#### DATASET ENTRIES
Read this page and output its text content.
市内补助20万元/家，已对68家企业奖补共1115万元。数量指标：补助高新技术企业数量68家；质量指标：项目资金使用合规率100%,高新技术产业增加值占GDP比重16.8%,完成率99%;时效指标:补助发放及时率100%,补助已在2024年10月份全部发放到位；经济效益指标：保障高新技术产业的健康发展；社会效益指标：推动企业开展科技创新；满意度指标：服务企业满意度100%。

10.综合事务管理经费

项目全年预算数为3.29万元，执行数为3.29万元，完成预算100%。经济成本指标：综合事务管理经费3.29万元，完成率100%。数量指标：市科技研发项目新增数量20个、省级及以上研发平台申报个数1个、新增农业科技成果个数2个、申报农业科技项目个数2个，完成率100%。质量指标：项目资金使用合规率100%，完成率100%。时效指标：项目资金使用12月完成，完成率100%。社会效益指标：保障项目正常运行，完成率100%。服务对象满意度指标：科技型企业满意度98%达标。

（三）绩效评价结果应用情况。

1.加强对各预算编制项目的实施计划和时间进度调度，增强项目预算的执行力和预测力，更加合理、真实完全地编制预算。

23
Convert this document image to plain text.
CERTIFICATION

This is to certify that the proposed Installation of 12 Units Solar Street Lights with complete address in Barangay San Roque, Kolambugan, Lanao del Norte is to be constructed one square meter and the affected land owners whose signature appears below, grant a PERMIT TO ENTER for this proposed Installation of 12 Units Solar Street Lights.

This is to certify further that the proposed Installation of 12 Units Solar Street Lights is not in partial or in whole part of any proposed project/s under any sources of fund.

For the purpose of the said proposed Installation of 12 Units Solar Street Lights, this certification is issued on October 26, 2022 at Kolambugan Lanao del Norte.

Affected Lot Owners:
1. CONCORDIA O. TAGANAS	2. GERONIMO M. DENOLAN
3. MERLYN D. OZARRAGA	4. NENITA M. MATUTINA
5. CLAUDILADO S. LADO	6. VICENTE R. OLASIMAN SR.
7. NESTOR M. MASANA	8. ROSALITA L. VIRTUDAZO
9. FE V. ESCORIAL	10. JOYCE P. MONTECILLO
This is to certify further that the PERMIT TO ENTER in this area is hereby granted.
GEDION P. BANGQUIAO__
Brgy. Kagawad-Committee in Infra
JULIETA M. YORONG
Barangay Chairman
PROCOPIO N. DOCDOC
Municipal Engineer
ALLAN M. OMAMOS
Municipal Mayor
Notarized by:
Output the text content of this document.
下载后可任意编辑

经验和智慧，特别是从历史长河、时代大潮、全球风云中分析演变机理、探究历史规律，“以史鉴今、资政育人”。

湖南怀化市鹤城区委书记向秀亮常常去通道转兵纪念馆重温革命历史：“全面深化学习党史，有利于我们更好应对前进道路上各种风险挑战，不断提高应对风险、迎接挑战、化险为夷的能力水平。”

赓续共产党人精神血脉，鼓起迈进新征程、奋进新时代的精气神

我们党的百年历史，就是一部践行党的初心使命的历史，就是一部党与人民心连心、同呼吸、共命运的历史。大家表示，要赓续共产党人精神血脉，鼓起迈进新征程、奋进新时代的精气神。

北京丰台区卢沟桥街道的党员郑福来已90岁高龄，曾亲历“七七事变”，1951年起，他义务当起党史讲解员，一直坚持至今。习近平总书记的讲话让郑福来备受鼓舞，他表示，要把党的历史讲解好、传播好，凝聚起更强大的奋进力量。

#### GIVEN REQUEST
Go over the data above and copy every line that has the word "数量指标" in it.

#### CORRECT ANSWER
市内补助20万元/家，已对68家企业奖补共1115万元。数量指标：补助高新技术企业数量68家；质量指标：项目资金使用合规率100%,高新技术产业增加值占GDP比重16.8%,完成率99%;时效指标:补助发放及时率100%,补助已在2024年10月份全部发放到位；经济效益指标：保障高新技术产业的健康发展；社会效益指标：推动企业开展科技创新；满意度指标：服务企业满意度100%。
项目全年预算数为3.29万元，执行数为3.29万元，完成预算100%。经济成本指标：综合事务管理经费3.29万元，完成率100%。数量指标：市科技研发项目新增数量20个、省级及以上研发平台申报个数1个、新增农业科技成果个数2个、申报农业科技项目个数2个，完成率100%。质量指标：项目资金使用合规率100%，完成率100%。时效指标：项目资金使用12月完成，完成率100%。社会效益指标：保障项目正常运行，完成率100%。服务对象满意度指标：科技型企业满意度98%达标。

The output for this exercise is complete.